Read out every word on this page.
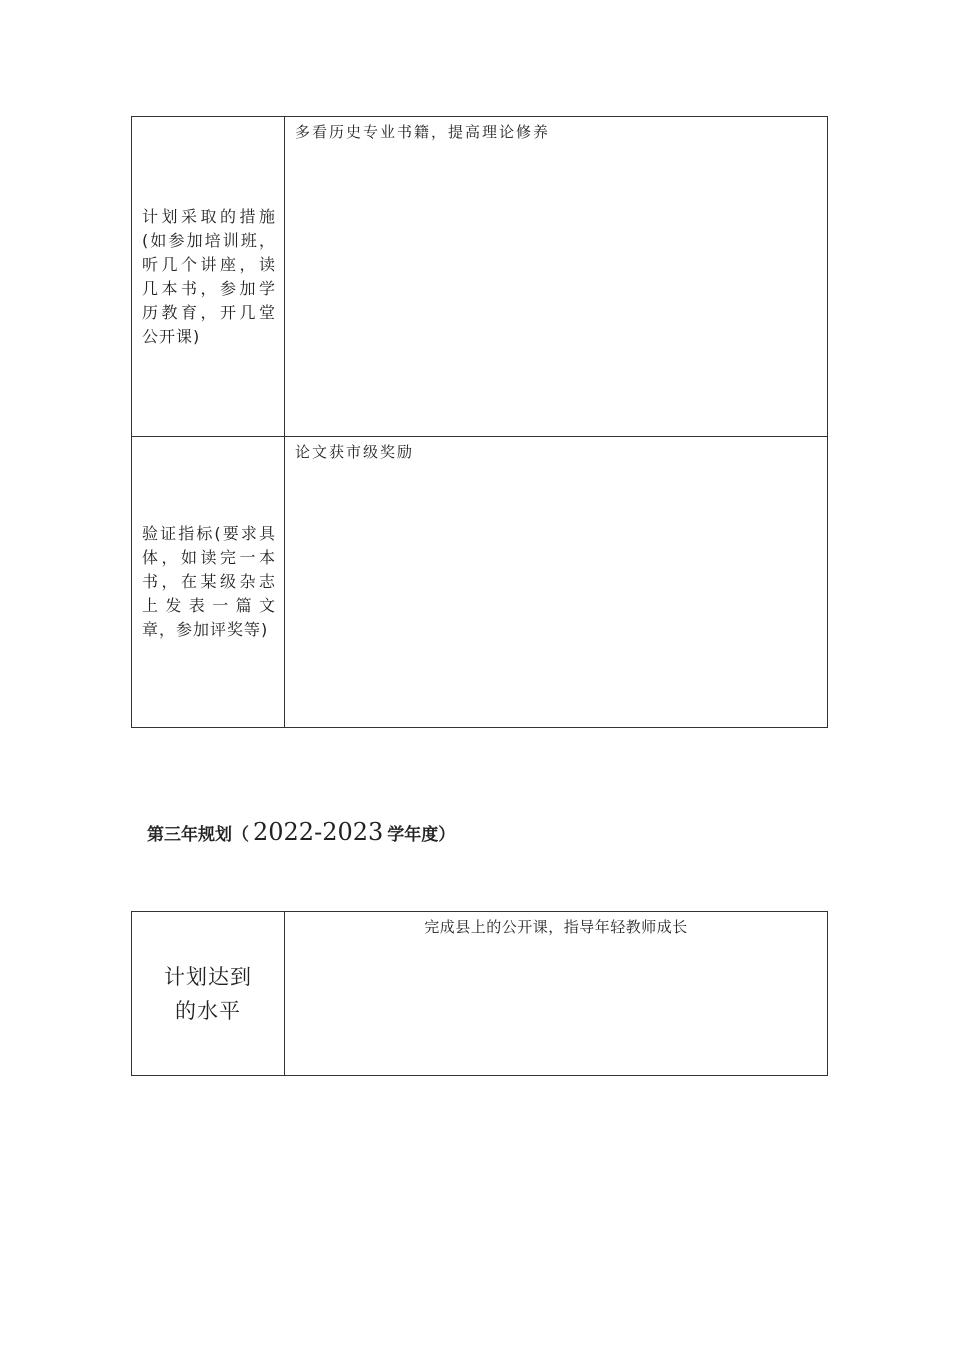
计划采取的措施(如参加培训班，听几个讲座，读几本书，参加学历教育，开几堂公开课)
多看历史专业书籍，提高理论修养
验证指标(要求具体，如读完一本书，在某级杂志上发表一篇文章，参加评奖等)
论文获市级奖励
第三年规划（ 2022-2023 学年度）
计划达到的水平
完成县上的公开课，指导年轻教师成长
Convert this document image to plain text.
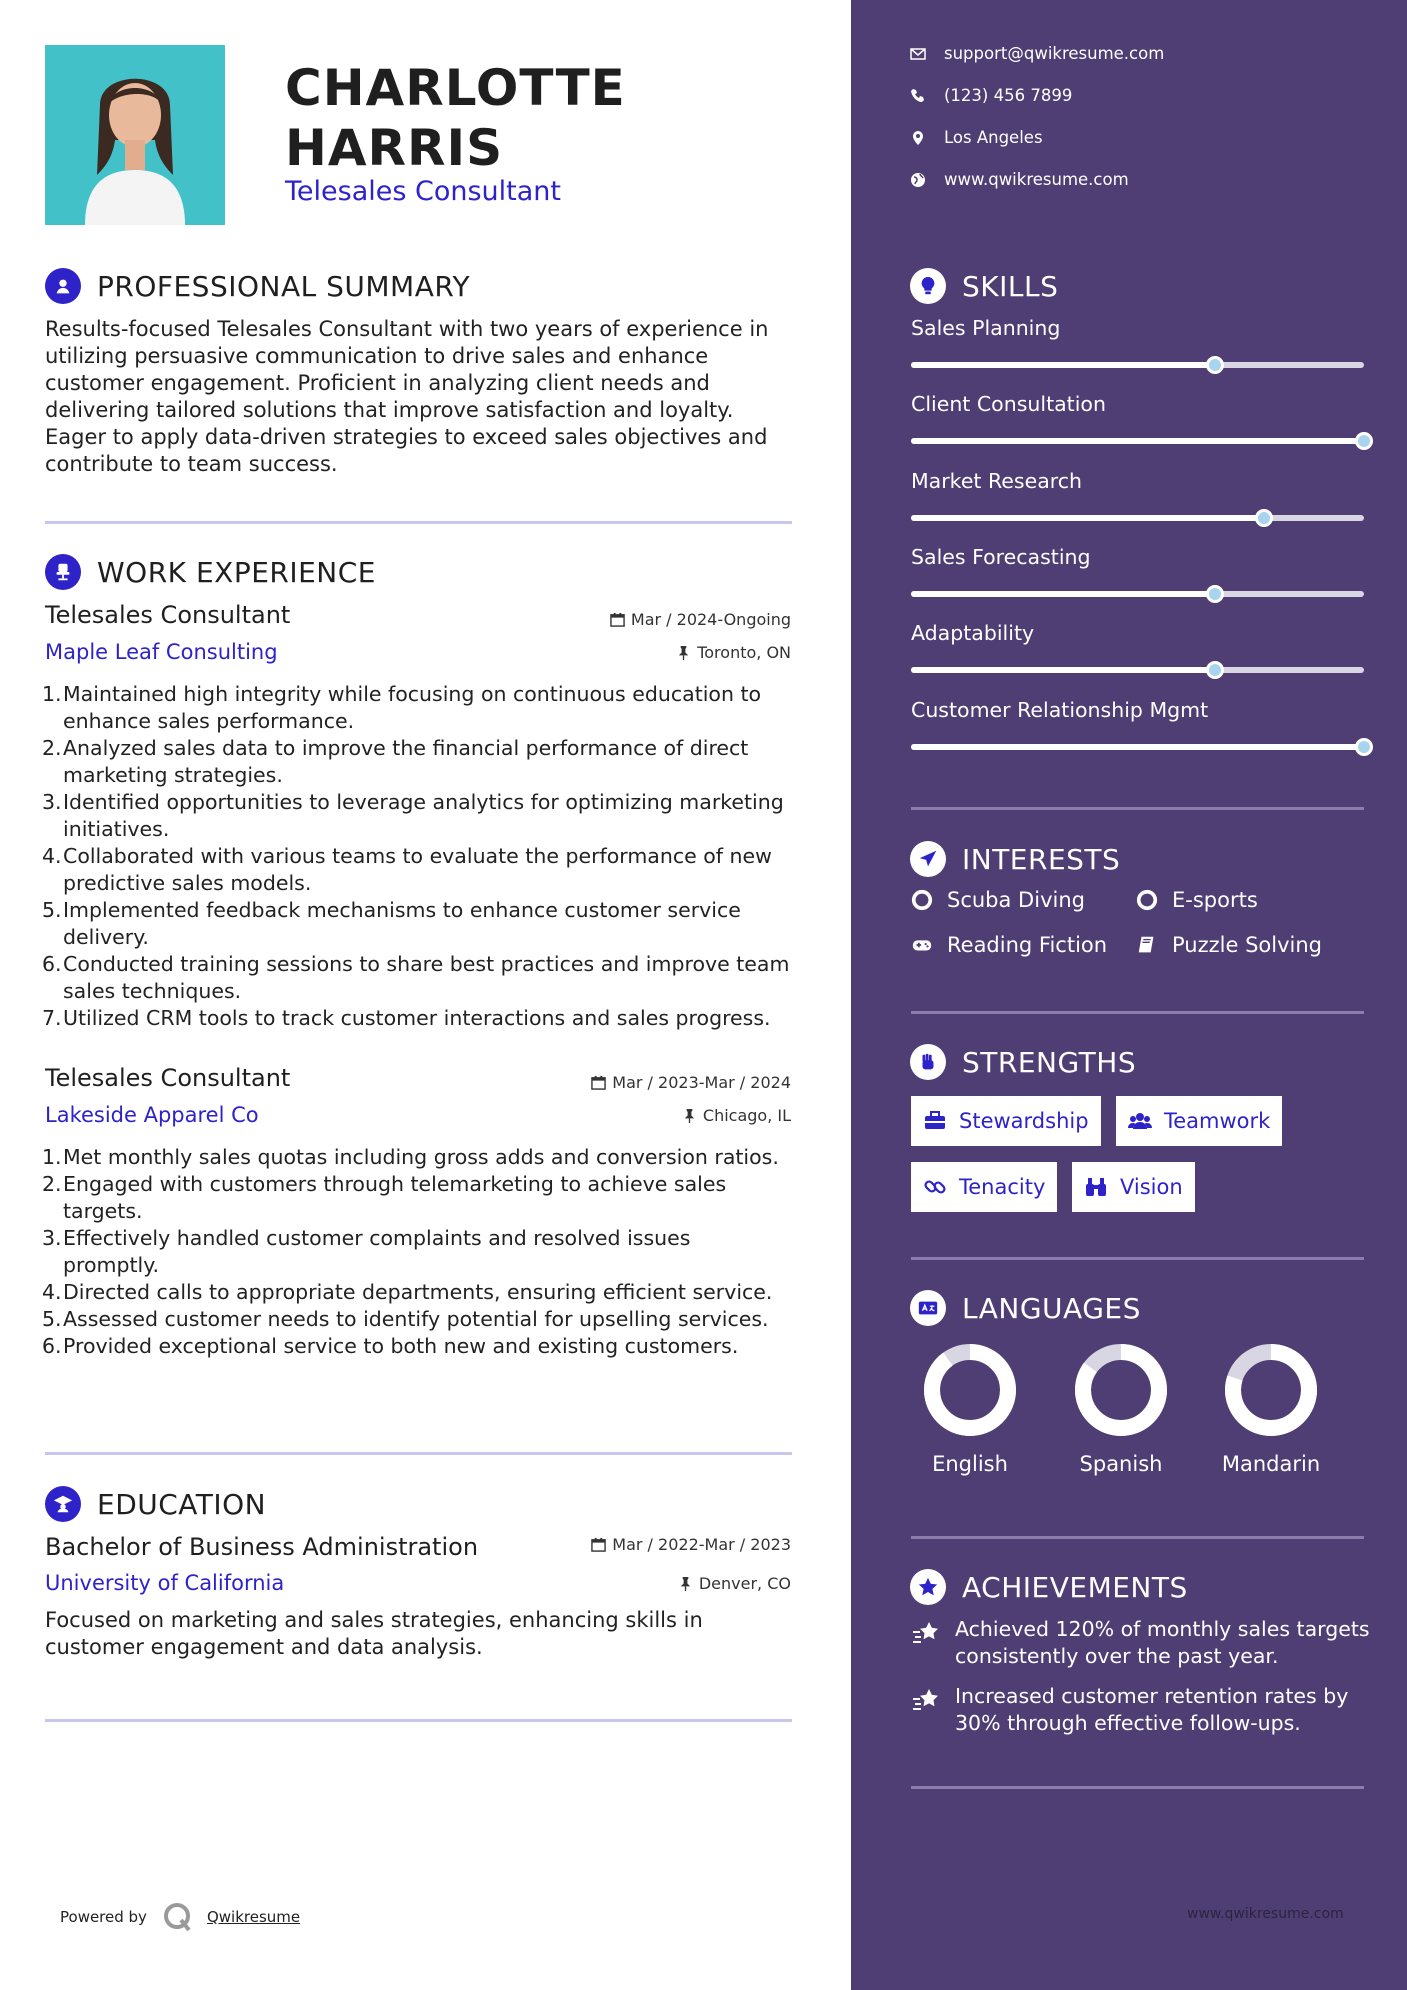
CHARLOTTE HARRIS
Telesales Consultant
PROFESSIONAL SUMMARY
Results-focused Telesales Consultant with two years of experience in utilizing persuasive communication to drive sales and enhance customer engagement. Proficient in analyzing client needs and delivering tailored solutions that improve satisfaction and loyalty. Eager to apply data-driven strategies to exceed sales objectives and contribute to team success.
WORK EXPERIENCE
Telesales Consultant	Mar / 2024-Ongoing
Maple Leaf Consulting	Toronto, ON
1. Maintained high integrity while focusing on continuous education to enhance sales performance.
2. Analyzed sales data to improve the financial performance of direct marketing strategies.
3. Identified opportunities to leverage analytics for optimizing marketing initiatives.
4. Collaborated with various teams to evaluate the performance of new predictive sales models.
5. Implemented feedback mechanisms to enhance customer service delivery.
6. Conducted training sessions to share best practices and improve team sales techniques.
7. Utilized CRM tools to track customer interactions and sales progress.
Telesales Consultant	Mar / 2023-Mar / 2024
Lakeside Apparel Co	Chicago, IL
1. Met monthly sales quotas including gross adds and conversion ratios.
2. Engaged with customers through telemarketing to achieve sales targets.
3. Effectively handled customer complaints and resolved issues promptly.
4. Directed calls to appropriate departments, ensuring efficient service.
5. Assessed customer needs to identify potential for upselling services.
6. Provided exceptional service to both new and existing customers.
EDUCATION
Bachelor of Business Administration	Mar / 2022-Mar / 2023
University of California	Denver, CO
Focused on marketing and sales strategies, enhancing skills in customer engagement and data analysis.
Powered by	Qwikresume
support@qwikresume.com
(123) 456 7899
Los Angeles
www.qwikresume.com
SKILLS
Sales Planning
Client Consultation
Market Research
Sales Forecasting
Adaptability
Customer Relationship Mgmt
INTERESTS
Scuba Diving	E-sports
Reading Fiction	Puzzle Solving
STRENGTHS
Stewardship	Teamwork
Tenacity	Vision
LANGUAGES
English	Spanish	Mandarin
ACHIEVEMENTS
Achieved 120% of monthly sales targets consistently over the past year.
Increased customer retention rates by 30% through effective follow-ups.
www.qwikresume.com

▬▬▬▬▬▬

_Description of the task_
In the data above, tally the lines holding "monthly" and answer with the figure only.

_Response_
2